(Data excerpts)
________

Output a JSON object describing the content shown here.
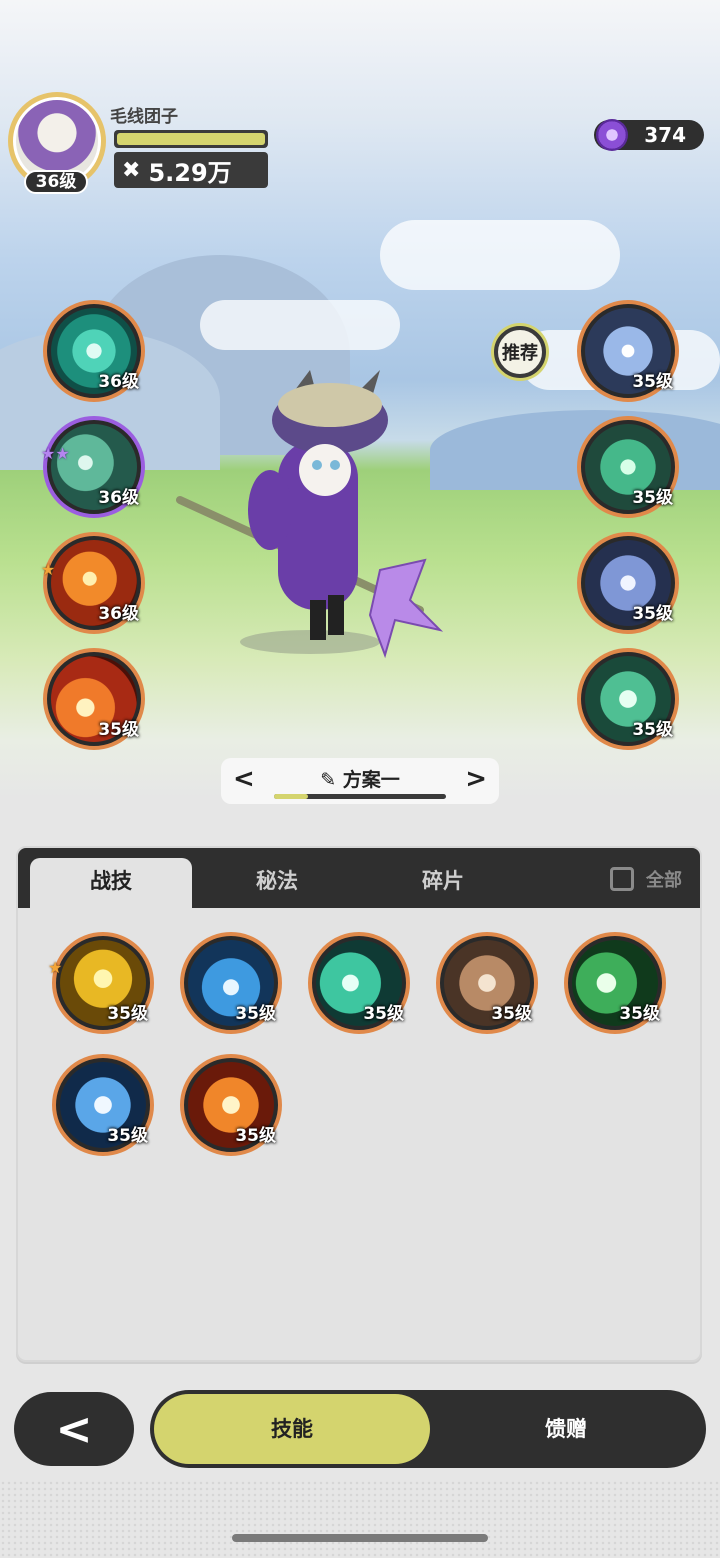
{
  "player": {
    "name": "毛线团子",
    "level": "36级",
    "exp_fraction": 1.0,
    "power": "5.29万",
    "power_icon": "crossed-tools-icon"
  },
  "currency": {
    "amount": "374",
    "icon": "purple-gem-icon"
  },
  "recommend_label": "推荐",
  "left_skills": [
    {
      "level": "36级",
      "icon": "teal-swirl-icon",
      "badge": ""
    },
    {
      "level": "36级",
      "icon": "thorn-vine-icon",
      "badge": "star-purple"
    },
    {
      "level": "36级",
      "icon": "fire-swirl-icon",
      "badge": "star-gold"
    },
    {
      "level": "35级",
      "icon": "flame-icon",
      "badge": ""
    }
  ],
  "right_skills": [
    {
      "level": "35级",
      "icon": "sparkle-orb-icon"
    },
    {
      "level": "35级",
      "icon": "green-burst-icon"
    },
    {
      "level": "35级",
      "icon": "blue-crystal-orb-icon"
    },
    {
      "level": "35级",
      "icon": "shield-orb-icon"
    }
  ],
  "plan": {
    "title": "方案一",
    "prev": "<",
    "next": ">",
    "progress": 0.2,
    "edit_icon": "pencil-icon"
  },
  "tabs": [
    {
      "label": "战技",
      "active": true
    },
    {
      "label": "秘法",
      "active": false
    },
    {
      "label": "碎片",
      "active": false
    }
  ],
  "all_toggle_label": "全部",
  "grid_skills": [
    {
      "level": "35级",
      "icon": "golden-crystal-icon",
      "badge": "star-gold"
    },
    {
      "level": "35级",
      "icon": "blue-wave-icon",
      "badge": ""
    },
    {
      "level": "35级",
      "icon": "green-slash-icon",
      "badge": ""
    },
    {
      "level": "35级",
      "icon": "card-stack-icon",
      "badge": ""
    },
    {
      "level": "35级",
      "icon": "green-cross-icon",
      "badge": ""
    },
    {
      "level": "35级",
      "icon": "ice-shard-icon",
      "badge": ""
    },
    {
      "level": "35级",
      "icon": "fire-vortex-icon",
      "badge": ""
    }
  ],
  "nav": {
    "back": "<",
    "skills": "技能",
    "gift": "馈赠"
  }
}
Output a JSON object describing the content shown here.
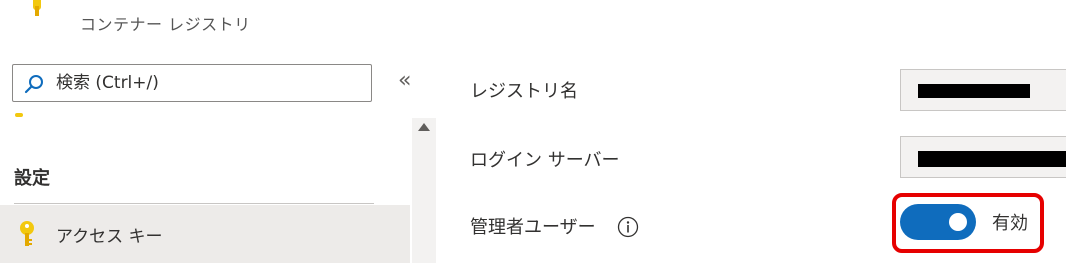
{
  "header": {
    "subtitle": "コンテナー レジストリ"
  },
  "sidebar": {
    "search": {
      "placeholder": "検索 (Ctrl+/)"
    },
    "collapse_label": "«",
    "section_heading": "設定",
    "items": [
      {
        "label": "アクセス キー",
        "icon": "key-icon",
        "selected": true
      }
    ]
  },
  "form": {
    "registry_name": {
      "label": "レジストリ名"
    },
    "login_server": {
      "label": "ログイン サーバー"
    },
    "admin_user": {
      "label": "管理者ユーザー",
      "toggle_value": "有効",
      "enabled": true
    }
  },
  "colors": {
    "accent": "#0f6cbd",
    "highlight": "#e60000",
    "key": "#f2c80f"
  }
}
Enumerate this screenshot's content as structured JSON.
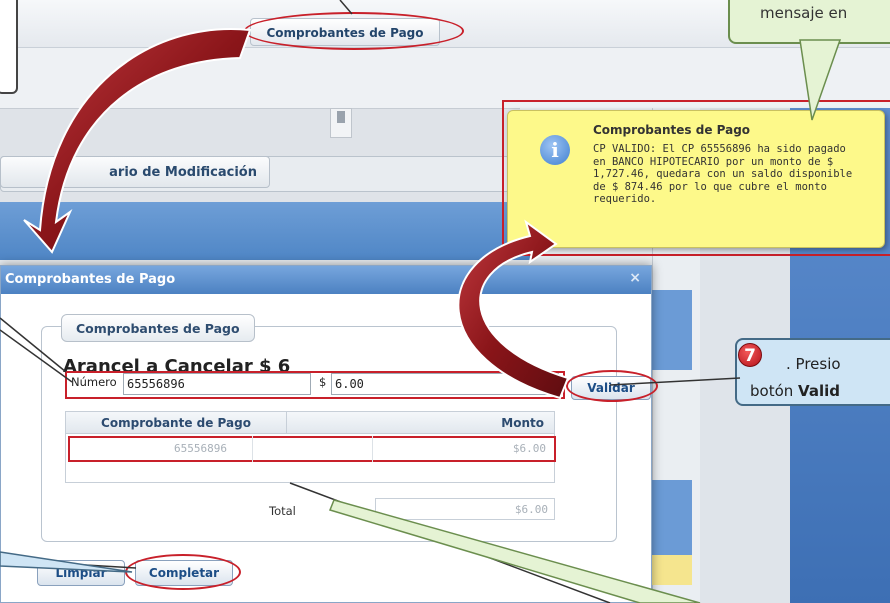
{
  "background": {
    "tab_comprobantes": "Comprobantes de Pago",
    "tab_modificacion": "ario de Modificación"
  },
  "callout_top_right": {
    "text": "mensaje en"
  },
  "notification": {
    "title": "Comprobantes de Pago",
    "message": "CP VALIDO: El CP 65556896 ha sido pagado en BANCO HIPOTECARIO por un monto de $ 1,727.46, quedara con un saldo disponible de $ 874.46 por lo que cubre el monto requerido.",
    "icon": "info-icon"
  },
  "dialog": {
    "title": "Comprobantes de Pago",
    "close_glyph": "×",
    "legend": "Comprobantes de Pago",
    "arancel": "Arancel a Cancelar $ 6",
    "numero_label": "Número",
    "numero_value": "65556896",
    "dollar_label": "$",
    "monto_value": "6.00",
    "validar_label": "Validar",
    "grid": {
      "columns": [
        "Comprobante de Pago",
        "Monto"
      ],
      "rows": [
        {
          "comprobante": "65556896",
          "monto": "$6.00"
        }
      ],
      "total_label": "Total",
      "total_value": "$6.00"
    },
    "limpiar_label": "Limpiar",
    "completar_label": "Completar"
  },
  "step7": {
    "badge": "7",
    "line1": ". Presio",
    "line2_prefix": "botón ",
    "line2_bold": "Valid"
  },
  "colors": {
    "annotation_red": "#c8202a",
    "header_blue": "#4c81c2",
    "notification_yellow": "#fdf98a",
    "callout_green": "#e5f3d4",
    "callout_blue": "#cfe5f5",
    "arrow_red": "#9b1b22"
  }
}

________

Written problem
Skipping the pictures, transcribe each line above exactly as it appears.

Result of this exercise
Output a JSON object describing the content shown here.
{
  "player": {
    "name": "毛线团子",
    "level": "36级",
    "exp_fraction": 1.0,
    "power": "5.29万",
    "power_icon": "crossed-tools-icon"
  },
  "currency": {
    "amount": "374",
    "icon": "purple-gem-icon"
  },
  "recommend_label": "推荐",
  "left_skills": [
    {
      "level": "36级",
      "icon": "teal-swirl-icon",
      "badge": ""
    },
    {
      "level": "36级",
      "icon": "thorn-vine-icon",
      "badge": "star-purple"
    },
    {
      "level": "36级",
      "icon": "fire-swirl-icon",
      "badge": "star-gold"
    },
    {
      "level": "35级",
      "icon": "flame-icon",
      "badge": ""
    }
  ],
  "right_skills": [
    {
      "level": "35级",
      "icon": "sparkle-orb-icon"
    },
    {
      "level": "35级",
      "icon": "green-burst-icon"
    },
    {
      "level": "35级",
      "icon": "blue-crystal-orb-icon"
    },
    {
      "level": "35级",
      "icon": "shield-orb-icon"
    }
  ],
  "plan": {
    "title": "方案一",
    "prev": "<",
    "next": ">",
    "progress": 0.2,
    "edit_icon": "pencil-icon"
  },
  "tabs": [
    {
      "label": "战技",
      "active": true
    },
    {
      "label": "秘法",
      "active": false
    },
    {
      "label": "碎片",
      "active": false
    }
  ],
  "all_toggle_label": "全部",
  "grid_skills": [
    {
      "level": "35级",
      "icon": "golden-crystal-icon",
      "badge": "star-gold"
    },
    {
      "level": "35级",
      "icon": "blue-wave-icon",
      "badge": ""
    },
    {
      "level": "35级",
      "icon": "green-slash-icon",
      "badge": ""
    },
    {
      "level": "35级",
      "icon": "card-stack-icon",
      "badge": ""
    },
    {
      "level": "35级",
      "icon": "green-cross-icon",
      "badge": ""
    },
    {
      "level": "35级",
      "icon": "ice-shard-icon",
      "badge": ""
    },
    {
      "level": "35级",
      "icon": "fire-vortex-icon",
      "badge": ""
    }
  ],
  "nav": {
    "back": "<",
    "skills": "技能",
    "gift": "馈赠"
  }
}
Output a JSON object describing the content shown here.
{
  "header": {
    "subtitle": "コンテナー レジストリ"
  },
  "sidebar": {
    "search": {
      "placeholder": "検索 (Ctrl+/)"
    },
    "collapse_label": "«",
    "section_heading": "設定",
    "items": [
      {
        "label": "アクセス キー",
        "icon": "key-icon",
        "selected": true
      }
    ]
  },
  "form": {
    "registry_name": {
      "label": "レジストリ名"
    },
    "login_server": {
      "label": "ログイン サーバー"
    },
    "admin_user": {
      "label": "管理者ユーザー",
      "toggle_value": "有効",
      "enabled": true
    }
  },
  "colors": {
    "accent": "#0f6cbd",
    "highlight": "#e60000",
    "key": "#f2c80f"
  }
}
Enumerate this screenshot's content as structured JSON.
{
  "background": {
    "tab_comprobantes": "Comprobantes de Pago",
    "tab_modificacion": "ario de Modificación"
  },
  "callout_top_right": {
    "text": "mensaje en"
  },
  "notification": {
    "title": "Comprobantes de Pago",
    "message": "CP VALIDO: El CP 65556896 ha sido pagado en BANCO HIPOTECARIO por un monto de $ 1,727.46, quedara con un saldo disponible de $ 874.46 por lo que cubre el monto requerido.",
    "icon": "info-icon"
  },
  "dialog": {
    "title": "Comprobantes de Pago",
    "close_glyph": "×",
    "legend": "Comprobantes de Pago",
    "arancel": "Arancel a Cancelar $ 6",
    "numero_label": "Número",
    "numero_value": "65556896",
    "dollar_label": "$",
    "monto_value": "6.00",
    "validar_label": "Validar",
    "grid": {
      "columns": [
        "Comprobante de Pago",
        "Monto"
      ],
      "rows": [
        {
          "comprobante": "65556896",
          "monto": "$6.00"
        }
      ],
      "total_label": "Total",
      "total_value": "$6.00"
    },
    "limpiar_label": "Limpiar",
    "completar_label": "Completar"
  },
  "step7": {
    "badge": "7",
    "line1": ". Presio",
    "line2_prefix": "botón ",
    "line2_bold": "Valid"
  },
  "colors": {
    "annotation_red": "#c8202a",
    "header_blue": "#4c81c2",
    "notification_yellow": "#fdf98a",
    "callout_green": "#e5f3d4",
    "callout_blue": "#cfe5f5",
    "arrow_red": "#9b1b22"
  }
}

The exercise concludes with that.